The data must be returned in full and exactly as given.

→ Entries:
------------------------------------------------
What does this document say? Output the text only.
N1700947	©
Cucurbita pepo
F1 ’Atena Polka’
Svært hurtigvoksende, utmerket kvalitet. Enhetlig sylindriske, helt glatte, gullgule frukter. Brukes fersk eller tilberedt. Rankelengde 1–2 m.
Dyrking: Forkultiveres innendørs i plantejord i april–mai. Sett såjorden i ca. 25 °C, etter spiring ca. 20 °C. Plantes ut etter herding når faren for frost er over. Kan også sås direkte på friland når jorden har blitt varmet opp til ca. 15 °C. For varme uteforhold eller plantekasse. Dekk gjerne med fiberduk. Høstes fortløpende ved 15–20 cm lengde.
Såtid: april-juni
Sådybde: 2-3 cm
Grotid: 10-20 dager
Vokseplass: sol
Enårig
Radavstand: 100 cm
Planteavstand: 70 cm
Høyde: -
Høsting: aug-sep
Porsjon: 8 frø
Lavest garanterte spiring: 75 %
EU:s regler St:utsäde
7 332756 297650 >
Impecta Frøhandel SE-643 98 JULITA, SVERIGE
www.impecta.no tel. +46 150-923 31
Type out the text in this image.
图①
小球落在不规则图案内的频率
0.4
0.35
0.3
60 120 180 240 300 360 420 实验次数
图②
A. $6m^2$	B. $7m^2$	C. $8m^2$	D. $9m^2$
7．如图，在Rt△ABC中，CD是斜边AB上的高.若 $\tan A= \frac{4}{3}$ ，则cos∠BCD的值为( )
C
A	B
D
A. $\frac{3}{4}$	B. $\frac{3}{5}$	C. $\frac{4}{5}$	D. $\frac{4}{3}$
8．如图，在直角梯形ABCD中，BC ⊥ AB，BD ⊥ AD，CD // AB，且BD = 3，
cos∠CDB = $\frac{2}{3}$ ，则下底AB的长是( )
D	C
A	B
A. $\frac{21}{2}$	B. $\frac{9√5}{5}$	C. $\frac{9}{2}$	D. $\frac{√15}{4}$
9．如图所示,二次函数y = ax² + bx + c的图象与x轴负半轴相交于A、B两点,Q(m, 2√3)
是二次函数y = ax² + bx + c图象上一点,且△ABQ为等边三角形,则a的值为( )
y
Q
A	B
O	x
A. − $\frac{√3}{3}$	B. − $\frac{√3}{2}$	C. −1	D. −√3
------------------------------------------------
→ Exercise answer:
What does this document say? Output the text only.
N1700947	©
Cucurbita pepo
F1 ’Atena Polka’
Svært hurtigvoksende, utmerket kvalitet. Enhetlig sylindriske, helt glatte, gullgule frukter. Brukes fersk eller tilberedt. Rankelengde 1–2 m.
Dyrking: Forkultiveres innendørs i plantejord i april–mai. Sett såjorden i ca. 25 °C, etter spiring ca. 20 °C. Plantes ut etter herding når faren for frost er over. Kan også sås direkte på friland når jorden har blitt varmet opp til ca. 15 °C. For varme uteforhold eller plantekasse. Dekk gjerne med fiberduk. Høstes fortløpende ved 15–20 cm lengde.
Såtid: april-juni
Sådybde: 2-3 cm
Grotid: 10-20 dager
Vokseplass: sol
Enårig
Radavstand: 100 cm
Planteavstand: 70 cm
Høyde: -
Høsting: aug-sep
Porsjon: 8 frø
Lavest garanterte spiring: 75 %
EU:s regler St:utsäde
7 332756 297650 >
Impecta Frøhandel SE-643 98 JULITA, SVERIGE
www.impecta.no tel. +46 150-923 31
Type out the text in this image.
图①
小球落在不规则图案内的频率
0.4
0.35
0.3
60 120 180 240 300 360 420 实验次数
图②
A. $6m^2$	B. $7m^2$	C. $8m^2$	D. $9m^2$
7．如图，在Rt△ABC中，CD是斜边AB上的高.若 $\tan A= \frac{4}{3}$ ，则cos∠BCD的值为( )
C
A	B
D
A. $\frac{3}{4}$	B. $\frac{3}{5}$	C. $\frac{4}{5}$	D. $\frac{4}{3}$
8．如图，在直角梯形ABCD中，BC ⊥ AB，BD ⊥ AD，CD // AB，且BD = 3，
cos∠CDB = $\frac{2}{3}$ ，则下底AB的长是( )
D	C
A	B
A. $\frac{21}{2}$	B. $\frac{9√5}{5}$	C. $\frac{9}{2}$	D. $\frac{√15}{4}$
9．如图所示,二次函数y = ax² + bx + c的图象与x轴负半轴相交于A、B两点,Q(m, 2√3)
是二次函数y = ax² + bx + c图象上一点,且△ABQ为等边三角形,则a的值为( )
y
Q
A	B
O	x
A. − $\frac{√3}{3}$	B. − $\frac{√3}{2}$	C. −1	D. −√3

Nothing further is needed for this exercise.